■ Stated exercise
Pick out each line containing the string "deaths" and copy it.

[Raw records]
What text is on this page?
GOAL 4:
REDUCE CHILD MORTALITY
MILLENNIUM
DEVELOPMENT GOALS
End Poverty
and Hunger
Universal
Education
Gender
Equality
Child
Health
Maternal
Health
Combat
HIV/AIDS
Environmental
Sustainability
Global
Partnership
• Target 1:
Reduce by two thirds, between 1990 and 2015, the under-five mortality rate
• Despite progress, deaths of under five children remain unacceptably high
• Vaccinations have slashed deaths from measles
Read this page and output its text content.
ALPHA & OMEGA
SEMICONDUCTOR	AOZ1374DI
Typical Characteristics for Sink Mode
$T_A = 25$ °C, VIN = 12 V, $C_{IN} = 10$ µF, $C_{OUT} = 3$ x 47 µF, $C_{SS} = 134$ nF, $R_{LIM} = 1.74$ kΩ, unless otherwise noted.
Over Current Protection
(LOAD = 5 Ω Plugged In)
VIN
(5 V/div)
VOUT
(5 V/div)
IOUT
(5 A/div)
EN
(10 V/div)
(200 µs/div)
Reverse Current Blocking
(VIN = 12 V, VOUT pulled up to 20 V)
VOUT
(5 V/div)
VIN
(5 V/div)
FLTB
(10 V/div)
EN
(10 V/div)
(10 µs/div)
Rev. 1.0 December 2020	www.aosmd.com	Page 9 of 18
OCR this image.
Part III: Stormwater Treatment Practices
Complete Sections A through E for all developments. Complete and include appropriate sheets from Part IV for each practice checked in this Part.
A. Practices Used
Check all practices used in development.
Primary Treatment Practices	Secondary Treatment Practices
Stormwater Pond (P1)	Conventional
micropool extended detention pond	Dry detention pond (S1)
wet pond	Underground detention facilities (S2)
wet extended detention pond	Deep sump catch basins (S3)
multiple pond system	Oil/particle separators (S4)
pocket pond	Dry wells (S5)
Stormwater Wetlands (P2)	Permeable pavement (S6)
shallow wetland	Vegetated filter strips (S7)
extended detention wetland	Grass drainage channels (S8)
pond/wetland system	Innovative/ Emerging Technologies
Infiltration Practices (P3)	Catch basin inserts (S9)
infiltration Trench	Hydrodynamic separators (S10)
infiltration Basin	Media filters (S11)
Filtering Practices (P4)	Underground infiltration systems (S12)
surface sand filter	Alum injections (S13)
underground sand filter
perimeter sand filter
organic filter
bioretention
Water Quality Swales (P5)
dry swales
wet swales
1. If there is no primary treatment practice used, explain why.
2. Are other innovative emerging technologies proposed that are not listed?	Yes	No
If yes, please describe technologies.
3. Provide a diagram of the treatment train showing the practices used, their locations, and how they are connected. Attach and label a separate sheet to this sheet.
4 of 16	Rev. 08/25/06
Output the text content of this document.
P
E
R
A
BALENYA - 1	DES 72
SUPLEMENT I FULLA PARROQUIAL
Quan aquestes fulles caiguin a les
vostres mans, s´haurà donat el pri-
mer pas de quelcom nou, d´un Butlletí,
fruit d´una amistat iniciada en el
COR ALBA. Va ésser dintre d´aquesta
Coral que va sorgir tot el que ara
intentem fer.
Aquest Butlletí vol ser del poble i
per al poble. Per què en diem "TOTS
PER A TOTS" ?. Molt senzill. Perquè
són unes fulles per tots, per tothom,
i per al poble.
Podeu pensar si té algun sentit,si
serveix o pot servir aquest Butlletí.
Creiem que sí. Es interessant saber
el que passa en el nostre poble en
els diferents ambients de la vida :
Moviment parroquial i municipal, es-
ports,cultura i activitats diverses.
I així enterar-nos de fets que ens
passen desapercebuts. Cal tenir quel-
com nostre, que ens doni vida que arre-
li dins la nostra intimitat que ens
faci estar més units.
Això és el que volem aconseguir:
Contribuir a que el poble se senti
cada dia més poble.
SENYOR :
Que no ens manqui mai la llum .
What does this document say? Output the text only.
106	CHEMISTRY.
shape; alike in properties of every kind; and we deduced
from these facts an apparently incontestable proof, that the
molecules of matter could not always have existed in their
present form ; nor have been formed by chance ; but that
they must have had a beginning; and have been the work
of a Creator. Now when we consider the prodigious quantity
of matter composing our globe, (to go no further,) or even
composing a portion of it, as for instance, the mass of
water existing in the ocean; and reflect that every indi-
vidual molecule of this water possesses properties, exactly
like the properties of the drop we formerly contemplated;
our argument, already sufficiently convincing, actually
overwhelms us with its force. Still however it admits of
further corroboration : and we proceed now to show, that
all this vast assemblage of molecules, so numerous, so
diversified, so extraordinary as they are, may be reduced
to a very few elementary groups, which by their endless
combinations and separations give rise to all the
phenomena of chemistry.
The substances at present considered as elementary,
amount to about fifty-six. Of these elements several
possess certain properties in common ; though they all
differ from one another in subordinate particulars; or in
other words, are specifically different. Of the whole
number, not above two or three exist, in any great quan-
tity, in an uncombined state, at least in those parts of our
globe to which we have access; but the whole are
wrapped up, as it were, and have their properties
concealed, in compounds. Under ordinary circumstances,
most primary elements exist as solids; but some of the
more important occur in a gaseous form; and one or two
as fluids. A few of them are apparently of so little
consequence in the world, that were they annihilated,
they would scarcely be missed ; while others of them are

■ Output of the task
• Despite progress, deaths of under five children remain unacceptably high
• Vaccinations have slashed deaths from measles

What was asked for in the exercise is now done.